• _Task prompt_:
Restate the whole of the material. Keep every word, and drop the pictures.

• _Entries supplied_:
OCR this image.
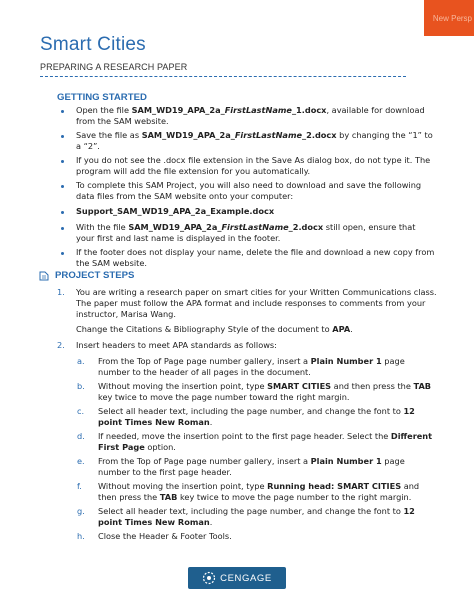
New Persp
Smart Cities
PREPARING A RESEARCH PAPER
GETTING STARTED
Open the file SAM_WD19_APA_2a_FirstLastName_1.docx, available for download
from the SAM website.
Save the file as SAM_WD19_APA_2a_FirstLastName_2.docx by changing the “1” to
a “2”.
If you do not see the .docx file extension in the Save As dialog box, do not type it. The
program will add the file extension for you automatically.
To complete this SAM Project, you will also need to download and save the following
data files from the SAM website onto your computer:
Support_SAM_WD19_APA_2a_Example.docx
With the file SAM_WD19_APA_2a_FirstLastName_2.docx still open, ensure that
your first and last name is displayed in the footer.
If the footer does not display your name, delete the file and download a new copy from
the SAM website.
PROJECT STEPS
1. You are writing a research paper on smart cities for your Written Communications class.
The paper must follow the APA format and include responses to comments from your
instructor, Marisa Wang.
Change the Citations & Bibliography Style of the document to APA.
2. Insert headers to meet APA standards as follows:
a. From the Top of Page page number gallery, insert a Plain Number 1 page
number to the header of all pages in the document.
b. Without moving the insertion point, type SMART CITIES and then press the TAB
key twice to move the page number toward the right margin.
c. Select all header text, including the page number, and change the font to 12
point Times New Roman.
d. If needed, move the insertion point to the first page header. Select the Different
First Page option.
e. From the Top of Page page number gallery, insert a Plain Number 1 page
number to the first page header.
f. Without moving the insertion point, type Running head: SMART CITIES and
then press the TAB key twice to move the page number to the right margin.
g. Select all header text, including the page number, and change the font to 12
point Times New Roman.
h. Close the Header & Footer Tools.
CENGAGE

• _Solution to this problem_:
OCR this image.
New Persp
Smart Cities
PREPARING A RESEARCH PAPER
GETTING STARTED
Open the file SAM_WD19_APA_2a_FirstLastName_1.docx, available for download
from the SAM website.
Save the file as SAM_WD19_APA_2a_FirstLastName_2.docx by changing the “1” to
a “2”.
If you do not see the .docx file extension in the Save As dialog box, do not type it. The
program will add the file extension for you automatically.
To complete this SAM Project, you will also need to download and save the following
data files from the SAM website onto your computer:
Support_SAM_WD19_APA_2a_Example.docx
With the file SAM_WD19_APA_2a_FirstLastName_2.docx still open, ensure that
your first and last name is displayed in the footer.
If the footer does not display your name, delete the file and download a new copy from
the SAM website.
PROJECT STEPS
1. You are writing a research paper on smart cities for your Written Communications class.
The paper must follow the APA format and include responses to comments from your
instructor, Marisa Wang.
Change the Citations & Bibliography Style of the document to APA.
2. Insert headers to meet APA standards as follows:
a. From the Top of Page page number gallery, insert a Plain Number 1 page
number to the header of all pages in the document.
b. Without moving the insertion point, type SMART CITIES and then press the TAB
key twice to move the page number toward the right margin.
c. Select all header text, including the page number, and change the font to 12
point Times New Roman.
d. If needed, move the insertion point to the first page header. Select the Different
First Page option.
e. From the Top of Page page number gallery, insert a Plain Number 1 page
number to the first page header.
f. Without moving the insertion point, type Running head: SMART CITIES and
then press the TAB key twice to move the page number to the right margin.
g. Select all header text, including the page number, and change the font to 12
point Times New Roman.
h. Close the Header & Footer Tools.
CENGAGE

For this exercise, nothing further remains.